▶ [Records provided]
▼
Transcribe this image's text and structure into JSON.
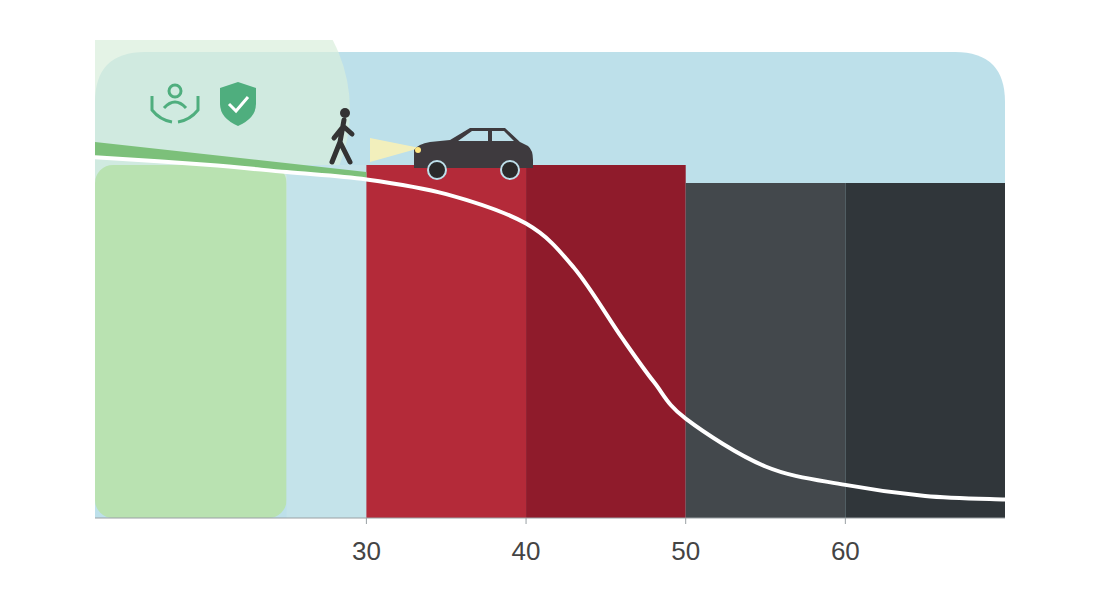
{
  "chart_data": {
    "type": "line",
    "x": [
      13,
      20,
      25,
      30,
      35,
      40,
      43,
      46,
      48,
      50,
      55,
      60,
      65,
      70
    ],
    "values": [
      98,
      96,
      94,
      92,
      88,
      80,
      68,
      49,
      37,
      27,
      14,
      9,
      6,
      5
    ],
    "color": "#ffffff",
    "xlim": [
      13,
      70
    ],
    "xticks": [
      30,
      40,
      50,
      60
    ],
    "ylim": [
      0,
      100
    ],
    "tick_labels": "x",
    "zones": [
      {
        "start": 13,
        "end": 25,
        "color": "#b9e2b1"
      },
      {
        "start": 25,
        "end": 30,
        "color": "#c4e3ea"
      },
      {
        "start": 30,
        "end": 40,
        "color": "#b42a39"
      },
      {
        "start": 40,
        "end": 50,
        "color": "#8f1b2b"
      },
      {
        "start": 50,
        "end": 60,
        "color": "#43484c"
      },
      {
        "start": 60,
        "end": 70,
        "color": "#30363a"
      }
    ]
  }
}
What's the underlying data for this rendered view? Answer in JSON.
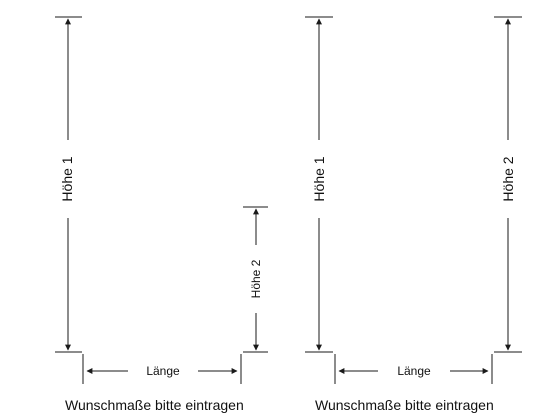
{
  "left_diagram": {
    "height1_label": "Höhe 1",
    "height2_label": "Höhe 2",
    "length_label": "Länge",
    "caption": "Wunschmaße bitte eintragen"
  },
  "right_diagram": {
    "height1_label": "Höhe 1",
    "height2_label": "Höhe 2",
    "length_label": "Länge",
    "caption": "Wunschmaße bitte eintragen"
  },
  "colors": {
    "line": "#1a1a1a",
    "text": "#111111"
  }
}
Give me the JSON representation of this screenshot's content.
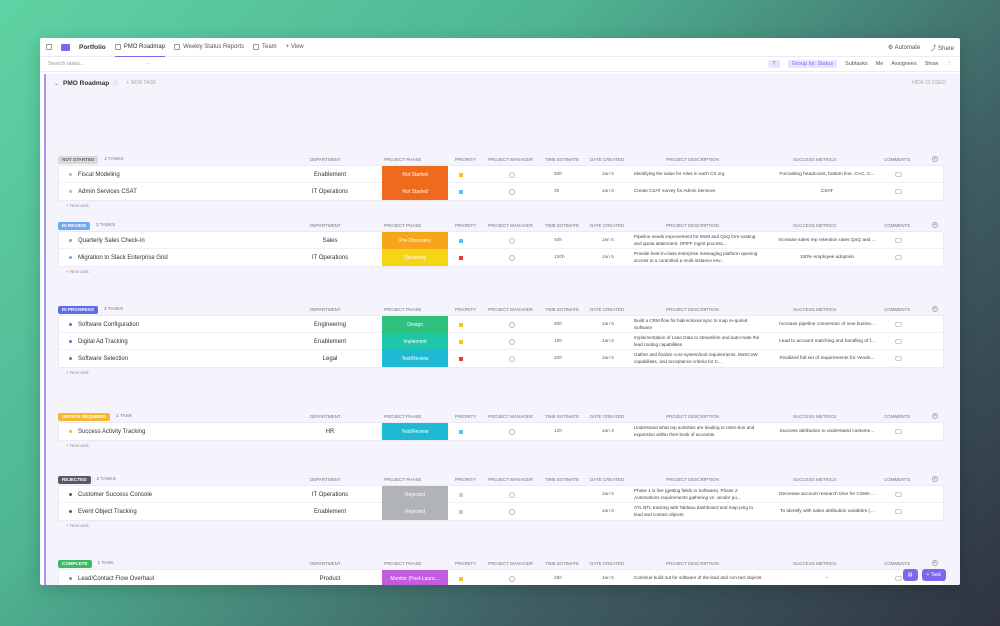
{
  "nav": {
    "portfolio": "Portfolio",
    "tabs": [
      "PMO Roadmap",
      "Weekly Status Reports",
      "Team"
    ],
    "add_view": "+ View",
    "automate": "Automate",
    "share": "Share"
  },
  "toolbar": {
    "search_placeholder": "Search tasks...",
    "more": "···",
    "filter": "T",
    "group_by": "Group by: Status",
    "subtasks": "Subtasks",
    "me": "Me",
    "assignees": "Assignees",
    "show": "Show"
  },
  "board": {
    "title": "PMO Roadmap",
    "new_task": "+ NEW TASK",
    "hide_closed": "HIDE CLOSED",
    "new_task_row": "+ New task"
  },
  "columns": [
    "DEPARTMENT",
    "PROJECT PHASE",
    "PRIORITY",
    "PROJECT MANAGER",
    "TIME ESTIMATE",
    "DATE CREATED",
    "PROJECT DESCRIPTION",
    "SUCCESS METRICS",
    "COMMENTS"
  ],
  "groups": [
    {
      "status": "NOT STARTED",
      "count": "2 TASKS",
      "color": "#d9d9d9",
      "text_color": "#666666",
      "rows": [
        {
          "name": "Fiscal Modeling",
          "dept": "Enablement",
          "phase": "Not Started",
          "phase_color": "#f06a1e",
          "flag": "#f5c518",
          "time": "50h",
          "date": "Jan 5",
          "desc": "Identifying the value for roles in each CX org",
          "metric": "Forcasting headcount, bottom line, CAC, C..."
        },
        {
          "name": "Admin Services CSAT",
          "dept": "IT Operations",
          "phase": "Not Started",
          "phase_color": "#f06a1e",
          "flag": "#4fc3f7",
          "time": "3h",
          "date": "Jan 5",
          "desc": "Create CSAT survey for Admin Services",
          "metric": "CSAT"
        }
      ]
    },
    {
      "status": "IN REVIEW",
      "count": "2 TASKS",
      "color": "#6fa8f5",
      "text_color": "#ffffff",
      "rows": [
        {
          "name": "Quarterly Sales Check-in",
          "dept": "Sales",
          "phase": "Pre-Discovery",
          "phase_color": "#f7a51c",
          "flag": "#4fc3f7",
          "time": "40h",
          "date": "Jan 5",
          "desc": "Pipeline needs improvement for MoM and QoQ fore-casting and quota attainment.  SPIFF mgmt process...",
          "metric": "Increase sales rep retention rates QoQ and ..."
        },
        {
          "name": "Migration to Slack Enterprise Grid",
          "dept": "IT Operations",
          "phase": "Discovery",
          "phase_color": "#f5d616",
          "flag": "#e53935",
          "time": "120h",
          "date": "Jan 5",
          "desc": "Provide best-in-class enterprise messaging platform opening access to a controlled a multi-instance env...",
          "metric": "100% employee adoption"
        }
      ]
    },
    {
      "status": "IN PROGRESS",
      "count": "3 TASKS",
      "color": "#5b6ee8",
      "text_color": "#ffffff",
      "rows": [
        {
          "name": "Software Configuration",
          "dept": "Engineering",
          "phase": "Design",
          "phase_color": "#2ec27e",
          "flag": "#f5c518",
          "time": "60h",
          "date": "Jan 5",
          "desc": "Build a CRM flow for bidirectional sync to map re-quired Software",
          "metric": "Increase pipeline conversion of new busine..."
        },
        {
          "name": "Digital Ad Tracking",
          "dept": "Enablement",
          "phase": "Implement",
          "phase_color": "#1ec7a8",
          "flag": "#f5c518",
          "time": "15h",
          "date": "Jan 5",
          "desc": "Implementation of Lean Data to streamline and auto-mate the lead routing capabilities",
          "metric": "Lead to account matching and handling of f..."
        },
        {
          "name": "Software Selection",
          "dept": "Legal",
          "phase": "Test/Review",
          "phase_color": "#1fb9d4",
          "flag": "#e53935",
          "time": "20h",
          "date": "Jan 5",
          "desc": "Gather and finalize core system/tool requirements, MoSCoW capabilities, and acceptance criteria for C...",
          "metric": "Finalized full set of requirements for Vendo..."
        }
      ]
    },
    {
      "status": "UPDATE REQUIRED",
      "count": "1 TASK",
      "color": "#f5b82e",
      "text_color": "#ffffff",
      "rows": [
        {
          "name": "Success Activity Tracking",
          "dept": "HR",
          "phase": "Test/Review",
          "phase_color": "#1fb9d4",
          "flag": "#4fc3f7",
          "time": "12h",
          "date": "Jan 3",
          "desc": "Understand what rep activities are leading to reten-tion and expansion within their book of accounts.",
          "metric": "Success attribution to understand custome..."
        }
      ]
    },
    {
      "status": "REJECTED",
      "count": "2 TASKS",
      "color": "#5a5a64",
      "text_color": "#ffffff",
      "rows": [
        {
          "name": "Customer Success Console",
          "dept": "IT Operations",
          "phase": "Rejected",
          "phase_color": "#b0b3b8",
          "flag": "#cccccc",
          "time": "",
          "date": "Jan 5",
          "desc": "Phase 1 is live (getting fields in Software).  Phase 2: Automations requirements gathering vs. vendor pu...",
          "metric": "Decrease account research time for CSMs ..."
        },
        {
          "name": "Event Object Tracking",
          "dept": "Enablement",
          "phase": "Rejected",
          "phase_color": "#b0b3b8",
          "flag": "#cccccc",
          "time": "",
          "date": "Jan 5",
          "desc": "ATL BTL tracking with Tableau dashboard and map-ping to lead and contact objects",
          "metric": "To identify with sales attribution variables (..."
        }
      ]
    },
    {
      "status": "COMPLETE",
      "count": "1 TASK",
      "color": "#3dbb61",
      "text_color": "#ffffff",
      "rows": [
        {
          "name": "Lead/Contact Flow Overhaul",
          "dept": "Product",
          "phase": "Monitor (Post-Launc...",
          "phase_color": "#c15de0",
          "flag": "#f5c518",
          "time": "25h",
          "date": "Jan 5",
          "desc": "Continue build out for software of the lead and con-tact objects",
          "metric": "–"
        }
      ]
    }
  ],
  "floating": {
    "task_button": "+ Task"
  }
}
▲
▶ [Instruction] Excluding the pictures, reproduce every entry exactly as given.

▶ [Reply to the task]
Transcribe this image's text and structure into JSON.
{
  "chart_data": {
    "type": "line",
    "x": [
      13,
      20,
      25,
      30,
      35,
      40,
      43,
      46,
      48,
      50,
      55,
      60,
      65,
      70
    ],
    "values": [
      98,
      96,
      94,
      92,
      88,
      80,
      68,
      49,
      37,
      27,
      14,
      9,
      6,
      5
    ],
    "color": "#ffffff",
    "xlim": [
      13,
      70
    ],
    "xticks": [
      30,
      40,
      50,
      60
    ],
    "ylim": [
      0,
      100
    ],
    "tick_labels": "x",
    "zones": [
      {
        "start": 13,
        "end": 25,
        "color": "#b9e2b1"
      },
      {
        "start": 25,
        "end": 30,
        "color": "#c4e3ea"
      },
      {
        "start": 30,
        "end": 40,
        "color": "#b42a39"
      },
      {
        "start": 40,
        "end": 50,
        "color": "#8f1b2b"
      },
      {
        "start": 50,
        "end": 60,
        "color": "#43484c"
      },
      {
        "start": 60,
        "end": 70,
        "color": "#30363a"
      }
    ]
  }
}
What's the underlying data for this rendered view? Answer in JSON.
{
  "left_diagram": {
    "height1_label": "Höhe 1",
    "height2_label": "Höhe 2",
    "length_label": "Länge",
    "caption": "Wunschmaße bitte eintragen"
  },
  "right_diagram": {
    "height1_label": "Höhe 1",
    "height2_label": "Höhe 2",
    "length_label": "Länge",
    "caption": "Wunschmaße bitte eintragen"
  },
  "colors": {
    "line": "#1a1a1a",
    "text": "#111111"
  }
}
Give me the JSON representation of this screenshot's content.
{
  "nav": {
    "portfolio": "Portfolio",
    "tabs": [
      "PMO Roadmap",
      "Weekly Status Reports",
      "Team"
    ],
    "add_view": "+ View",
    "automate": "Automate",
    "share": "Share"
  },
  "toolbar": {
    "search_placeholder": "Search tasks...",
    "more": "···",
    "filter": "T",
    "group_by": "Group by: Status",
    "subtasks": "Subtasks",
    "me": "Me",
    "assignees": "Assignees",
    "show": "Show"
  },
  "board": {
    "title": "PMO Roadmap",
    "new_task": "+ NEW TASK",
    "hide_closed": "HIDE CLOSED",
    "new_task_row": "+ New task"
  },
  "columns": [
    "DEPARTMENT",
    "PROJECT PHASE",
    "PRIORITY",
    "PROJECT MANAGER",
    "TIME ESTIMATE",
    "DATE CREATED",
    "PROJECT DESCRIPTION",
    "SUCCESS METRICS",
    "COMMENTS"
  ],
  "groups": [
    {
      "status": "NOT STARTED",
      "count": "2 TASKS",
      "color": "#d9d9d9",
      "text_color": "#666666",
      "rows": [
        {
          "name": "Fiscal Modeling",
          "dept": "Enablement",
          "phase": "Not Started",
          "phase_color": "#f06a1e",
          "flag": "#f5c518",
          "time": "50h",
          "date": "Jan 5",
          "desc": "Identifying the value for roles in each CX org",
          "metric": "Forcasting headcount, bottom line, CAC, C..."
        },
        {
          "name": "Admin Services CSAT",
          "dept": "IT Operations",
          "phase": "Not Started",
          "phase_color": "#f06a1e",
          "flag": "#4fc3f7",
          "time": "3h",
          "date": "Jan 5",
          "desc": "Create CSAT survey for Admin Services",
          "metric": "CSAT"
        }
      ]
    },
    {
      "status": "IN REVIEW",
      "count": "2 TASKS",
      "color": "#6fa8f5",
      "text_color": "#ffffff",
      "rows": [
        {
          "name": "Quarterly Sales Check-in",
          "dept": "Sales",
          "phase": "Pre-Discovery",
          "phase_color": "#f7a51c",
          "flag": "#4fc3f7",
          "time": "40h",
          "date": "Jan 5",
          "desc": "Pipeline needs improvement for MoM and QoQ fore-casting and quota attainment.  SPIFF mgmt process...",
          "metric": "Increase sales rep retention rates QoQ and ..."
        },
        {
          "name": "Migration to Slack Enterprise Grid",
          "dept": "IT Operations",
          "phase": "Discovery",
          "phase_color": "#f5d616",
          "flag": "#e53935",
          "time": "120h",
          "date": "Jan 5",
          "desc": "Provide best-in-class enterprise messaging platform opening access to a controlled a multi-instance env...",
          "metric": "100% employee adoption"
        }
      ]
    },
    {
      "status": "IN PROGRESS",
      "count": "3 TASKS",
      "color": "#5b6ee8",
      "text_color": "#ffffff",
      "rows": [
        {
          "name": "Software Configuration",
          "dept": "Engineering",
          "phase": "Design",
          "phase_color": "#2ec27e",
          "flag": "#f5c518",
          "time": "60h",
          "date": "Jan 5",
          "desc": "Build a CRM flow for bidirectional sync to map re-quired Software",
          "metric": "Increase pipeline conversion of new busine..."
        },
        {
          "name": "Digital Ad Tracking",
          "dept": "Enablement",
          "phase": "Implement",
          "phase_color": "#1ec7a8",
          "flag": "#f5c518",
          "time": "15h",
          "date": "Jan 5",
          "desc": "Implementation of Lean Data to streamline and auto-mate the lead routing capabilities",
          "metric": "Lead to account matching and handling of f..."
        },
        {
          "name": "Software Selection",
          "dept": "Legal",
          "phase": "Test/Review",
          "phase_color": "#1fb9d4",
          "flag": "#e53935",
          "time": "20h",
          "date": "Jan 5",
          "desc": "Gather and finalize core system/tool requirements, MoSCoW capabilities, and acceptance criteria for C...",
          "metric": "Finalized full set of requirements for Vendo..."
        }
      ]
    },
    {
      "status": "UPDATE REQUIRED",
      "count": "1 TASK",
      "color": "#f5b82e",
      "text_color": "#ffffff",
      "rows": [
        {
          "name": "Success Activity Tracking",
          "dept": "HR",
          "phase": "Test/Review",
          "phase_color": "#1fb9d4",
          "flag": "#4fc3f7",
          "time": "12h",
          "date": "Jan 3",
          "desc": "Understand what rep activities are leading to reten-tion and expansion within their book of accounts.",
          "metric": "Success attribution to understand custome..."
        }
      ]
    },
    {
      "status": "REJECTED",
      "count": "2 TASKS",
      "color": "#5a5a64",
      "text_color": "#ffffff",
      "rows": [
        {
          "name": "Customer Success Console",
          "dept": "IT Operations",
          "phase": "Rejected",
          "phase_color": "#b0b3b8",
          "flag": "#cccccc",
          "time": "",
          "date": "Jan 5",
          "desc": "Phase 1 is live (getting fields in Software).  Phase 2: Automations requirements gathering vs. vendor pu...",
          "metric": "Decrease account research time for CSMs ..."
        },
        {
          "name": "Event Object Tracking",
          "dept": "Enablement",
          "phase": "Rejected",
          "phase_color": "#b0b3b8",
          "flag": "#cccccc",
          "time": "",
          "date": "Jan 5",
          "desc": "ATL BTL tracking with Tableau dashboard and map-ping to lead and contact objects",
          "metric": "To identify with sales attribution variables (..."
        }
      ]
    },
    {
      "status": "COMPLETE",
      "count": "1 TASK",
      "color": "#3dbb61",
      "text_color": "#ffffff",
      "rows": [
        {
          "name": "Lead/Contact Flow Overhaul",
          "dept": "Product",
          "phase": "Monitor (Post-Launc...",
          "phase_color": "#c15de0",
          "flag": "#f5c518",
          "time": "25h",
          "date": "Jan 5",
          "desc": "Continue build out for software of the lead and con-tact objects",
          "metric": "–"
        }
      ]
    }
  ],
  "floating": {
    "task_button": "+ Task"
  }
}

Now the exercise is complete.